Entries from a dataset
▬▬▬▬▬▬

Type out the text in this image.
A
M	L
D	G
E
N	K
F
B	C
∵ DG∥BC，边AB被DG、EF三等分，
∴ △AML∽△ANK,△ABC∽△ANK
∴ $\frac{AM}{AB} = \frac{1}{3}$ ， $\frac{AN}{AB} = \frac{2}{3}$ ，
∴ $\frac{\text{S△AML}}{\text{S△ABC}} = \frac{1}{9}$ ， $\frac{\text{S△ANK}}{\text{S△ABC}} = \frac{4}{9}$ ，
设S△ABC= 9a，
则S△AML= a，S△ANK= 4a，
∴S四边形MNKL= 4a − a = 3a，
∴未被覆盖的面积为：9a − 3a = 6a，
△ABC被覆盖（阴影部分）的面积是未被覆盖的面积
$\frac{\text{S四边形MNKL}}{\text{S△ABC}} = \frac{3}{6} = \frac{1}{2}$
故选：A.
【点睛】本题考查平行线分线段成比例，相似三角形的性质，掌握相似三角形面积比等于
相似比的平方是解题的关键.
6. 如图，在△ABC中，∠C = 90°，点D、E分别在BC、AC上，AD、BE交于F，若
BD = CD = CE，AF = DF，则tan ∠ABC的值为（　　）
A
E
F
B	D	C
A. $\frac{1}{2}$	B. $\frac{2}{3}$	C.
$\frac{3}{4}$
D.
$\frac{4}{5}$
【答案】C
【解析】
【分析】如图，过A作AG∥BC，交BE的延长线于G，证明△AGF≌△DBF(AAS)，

▬▬▬▬▬▬

### GIVEN REQUEST
Restate every line of the data word for word.

### THE COMPLETED TASK
Type out the text in this image.
A
M	L
D	G
E
N	K
F
B	C
∵ DG∥BC，边AB被DG、EF三等分，
∴ △AML∽△ANK,△ABC∽△ANK
∴ $\frac{AM}{AB} = \frac{1}{3}$ ， $\frac{AN}{AB} = \frac{2}{3}$ ，
∴ $\frac{\text{S△AML}}{\text{S△ABC}} = \frac{1}{9}$ ， $\frac{\text{S△ANK}}{\text{S△ABC}} = \frac{4}{9}$ ，
设S△ABC= 9a，
则S△AML= a，S△ANK= 4a，
∴S四边形MNKL= 4a − a = 3a，
∴未被覆盖的面积为：9a − 3a = 6a，
△ABC被覆盖（阴影部分）的面积是未被覆盖的面积
$\frac{\text{S四边形MNKL}}{\text{S△ABC}} = \frac{3}{6} = \frac{1}{2}$
故选：A.
【点睛】本题考查平行线分线段成比例，相似三角形的性质，掌握相似三角形面积比等于
相似比的平方是解题的关键.
6. 如图，在△ABC中，∠C = 90°，点D、E分别在BC、AC上，AD、BE交于F，若
BD = CD = CE，AF = DF，则tan ∠ABC的值为（　　）
A
E
F
B	D	C
A. $\frac{1}{2}$	B. $\frac{2}{3}$	C.
$\frac{3}{4}$
D.
$\frac{4}{5}$
【答案】C
【解析】
【分析】如图，过A作AG∥BC，交BE的延长线于G，证明△AGF≌△DBF(AAS)，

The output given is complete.